▸ What to work on
Your task is to copy the listing exactly. Drop any pictures from the copy.

---

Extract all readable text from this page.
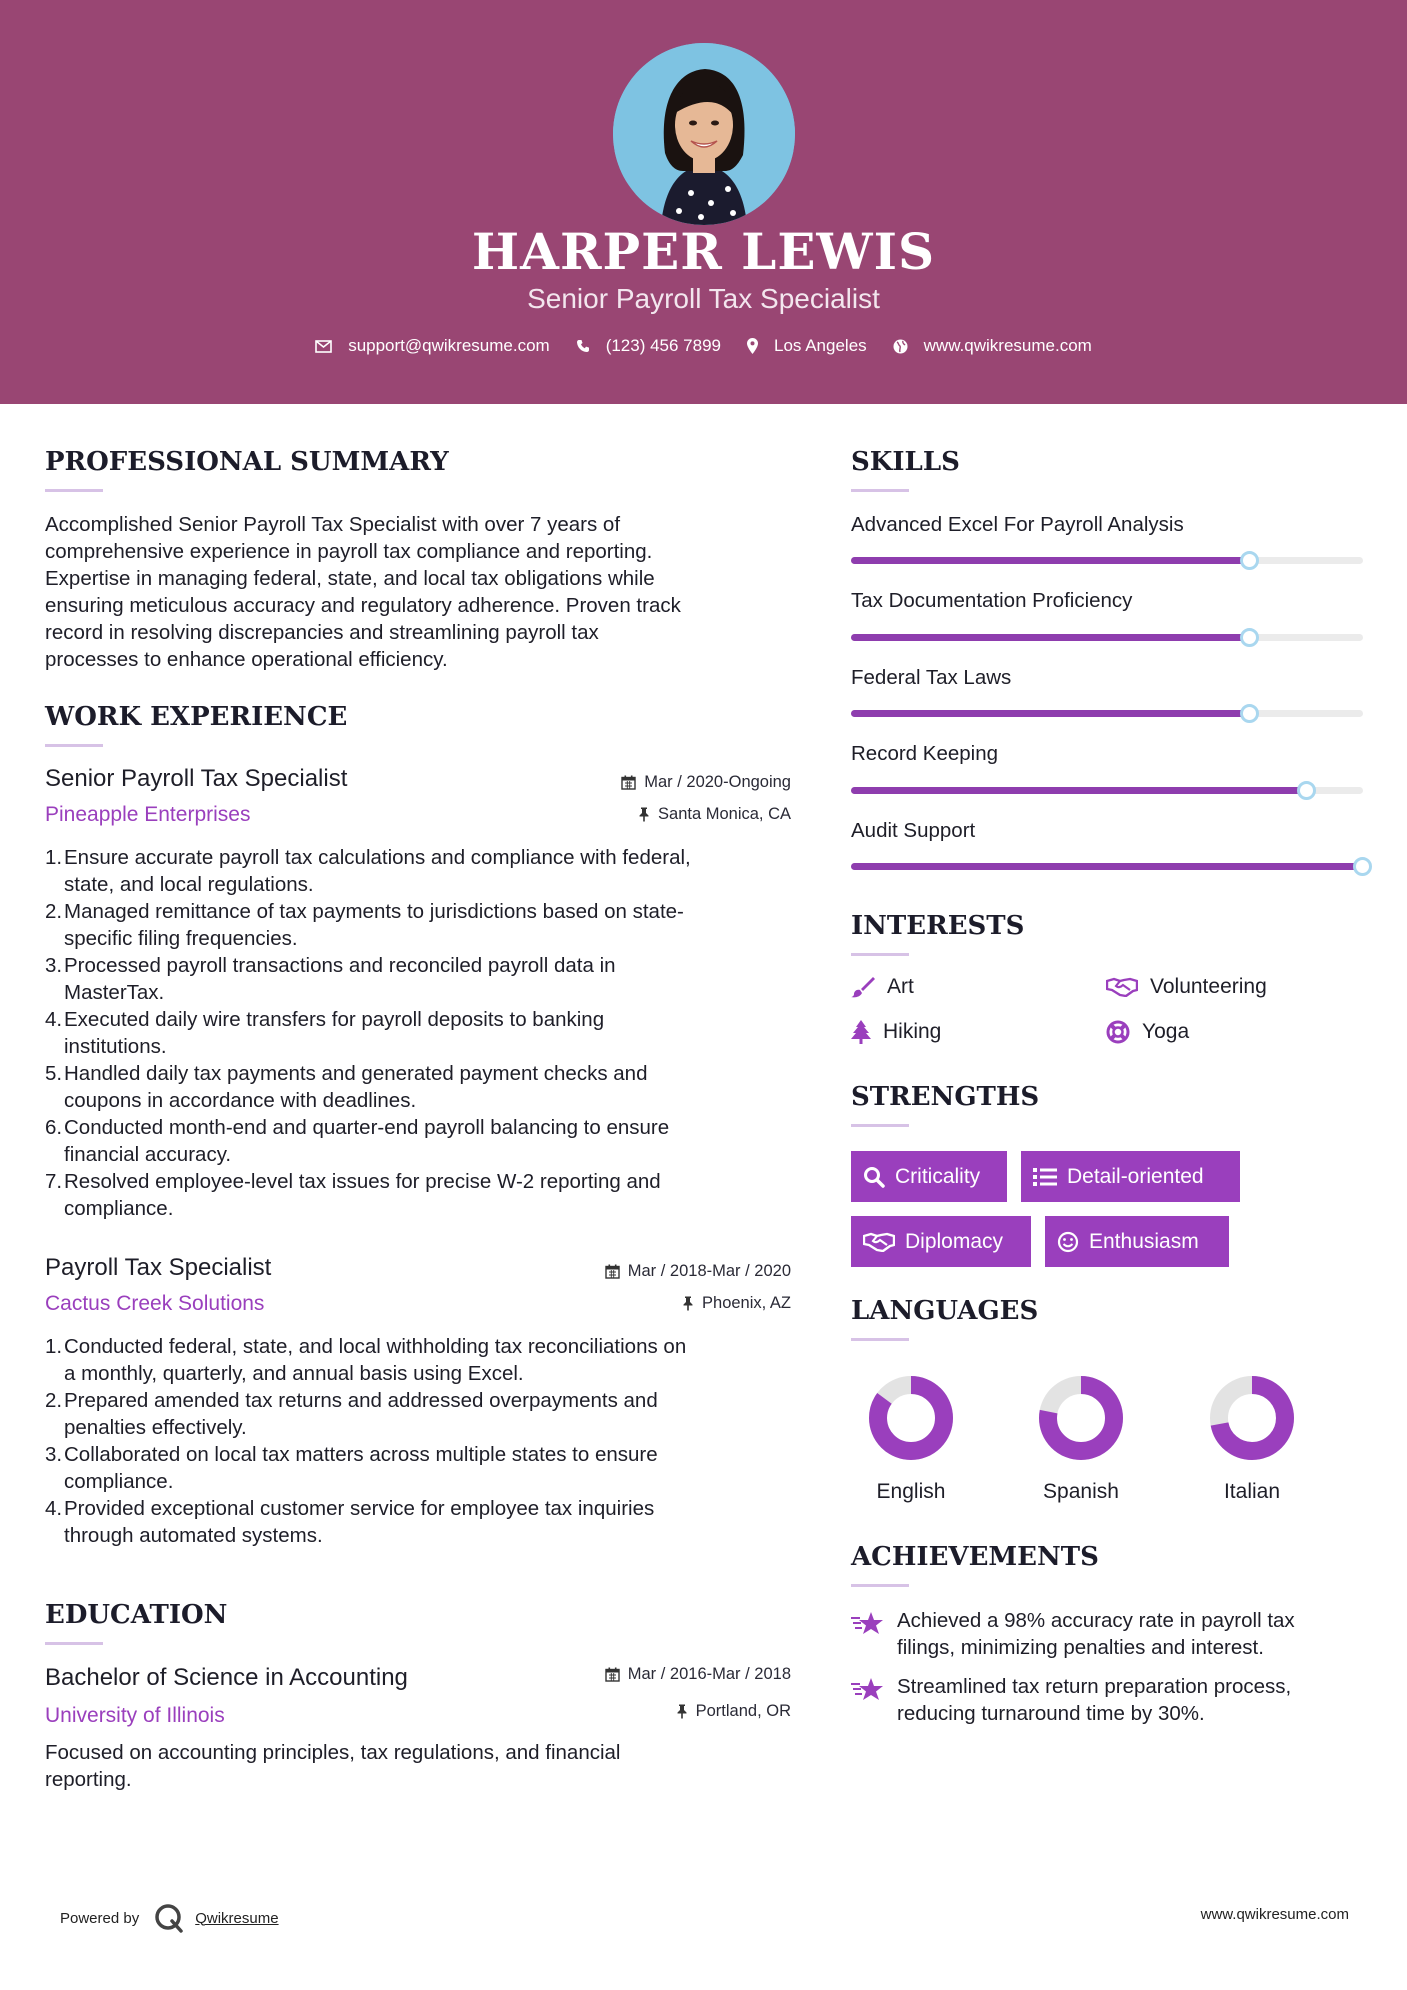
HARPER LEWIS
Senior Payroll Tax Specialist
support@qwikresume.com	(123) 456 7899	Los Angeles	www.qwikresume.com
PROFESSIONAL SUMMARY
Accomplished Senior Payroll Tax Specialist with over 7 years of
comprehensive experience in payroll tax compliance and reporting.
Expertise in managing federal, state, and local tax obligations while
ensuring meticulous accuracy and regulatory adherence. Proven track
record in resolving discrepancies and streamlining payroll tax
processes to enhance operational efficiency.
WORK EXPERIENCE
Senior Payroll Tax Specialist	Mar / 2020-Ongoing
Pineapple Enterprises	Santa Monica, CA
1. Ensure accurate payroll tax calculations and compliance with federal,
state, and local regulations.
2. Managed remittance of tax payments to jurisdictions based on state-
specific filing frequencies.
3. Processed payroll transactions and reconciled payroll data in
MasterTax.
4. Executed daily wire transfers for payroll deposits to banking
institutions.
5. Handled daily tax payments and generated payment checks and
coupons in accordance with deadlines.
6. Conducted month-end and quarter-end payroll balancing to ensure
financial accuracy.
7. Resolved employee-level tax issues for precise W-2 reporting and
compliance.
Payroll Tax Specialist	Mar / 2018-Mar / 2020
Cactus Creek Solutions	Phoenix, AZ
1. Conducted federal, state, and local withholding tax reconciliations on
a monthly, quarterly, and annual basis using Excel.
2. Prepared amended tax returns and addressed overpayments and
penalties effectively.
3. Collaborated on local tax matters across multiple states to ensure
compliance.
4. Provided exceptional customer service for employee tax inquiries
through automated systems.
EDUCATION
Bachelor of Science in Accounting	Mar / 2016-Mar / 2018
University of Illinois	Portland, OR
Focused on accounting principles, tax regulations, and financial
reporting.
SKILLS
Advanced Excel For Payroll Analysis
Tax Documentation Proficiency
Federal Tax Laws
Record Keeping
Audit Support
INTERESTS
Art	Volunteering
Hiking	Yoga
STRENGTHS
Criticality	Detail-oriented
Diplomacy	Enthusiasm
LANGUAGES
English	Spanish	Italian
ACHIEVEMENTS
Achieved a 98% accuracy rate in payroll tax
filings, minimizing penalties and interest.
Streamlined tax return preparation process,
reducing turnaround time by 30%.
Powered by	Qwikresume	www.qwikresume.com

---

▸ Worked answer
Extract all readable text from this page.
HARPER LEWIS
Senior Payroll Tax Specialist
support@qwikresume.com	(123) 456 7899	Los Angeles	www.qwikresume.com
PROFESSIONAL SUMMARY
Accomplished Senior Payroll Tax Specialist with over 7 years of
comprehensive experience in payroll tax compliance and reporting.
Expertise in managing federal, state, and local tax obligations while
ensuring meticulous accuracy and regulatory adherence. Proven track
record in resolving discrepancies and streamlining payroll tax
processes to enhance operational efficiency.
WORK EXPERIENCE
Senior Payroll Tax Specialist	Mar / 2020-Ongoing
Pineapple Enterprises	Santa Monica, CA
1. Ensure accurate payroll tax calculations and compliance with federal,
state, and local regulations.
2. Managed remittance of tax payments to jurisdictions based on state-
specific filing frequencies.
3. Processed payroll transactions and reconciled payroll data in
MasterTax.
4. Executed daily wire transfers for payroll deposits to banking
institutions.
5. Handled daily tax payments and generated payment checks and
coupons in accordance with deadlines.
6. Conducted month-end and quarter-end payroll balancing to ensure
financial accuracy.
7. Resolved employee-level tax issues for precise W-2 reporting and
compliance.
Payroll Tax Specialist	Mar / 2018-Mar / 2020
Cactus Creek Solutions	Phoenix, AZ
1. Conducted federal, state, and local withholding tax reconciliations on
a monthly, quarterly, and annual basis using Excel.
2. Prepared amended tax returns and addressed overpayments and
penalties effectively.
3. Collaborated on local tax matters across multiple states to ensure
compliance.
4. Provided exceptional customer service for employee tax inquiries
through automated systems.
EDUCATION
Bachelor of Science in Accounting	Mar / 2016-Mar / 2018
University of Illinois	Portland, OR
Focused on accounting principles, tax regulations, and financial
reporting.
SKILLS
Advanced Excel For Payroll Analysis
Tax Documentation Proficiency
Federal Tax Laws
Record Keeping
Audit Support
INTERESTS
Art	Volunteering
Hiking	Yoga
STRENGTHS
Criticality	Detail-oriented
Diplomacy	Enthusiasm
LANGUAGES
English	Spanish	Italian
ACHIEVEMENTS
Achieved a 98% accuracy rate in payroll tax
filings, minimizing penalties and interest.
Streamlined tax return preparation process,
reducing turnaround time by 30%.
Powered by	Qwikresume	www.qwikresume.com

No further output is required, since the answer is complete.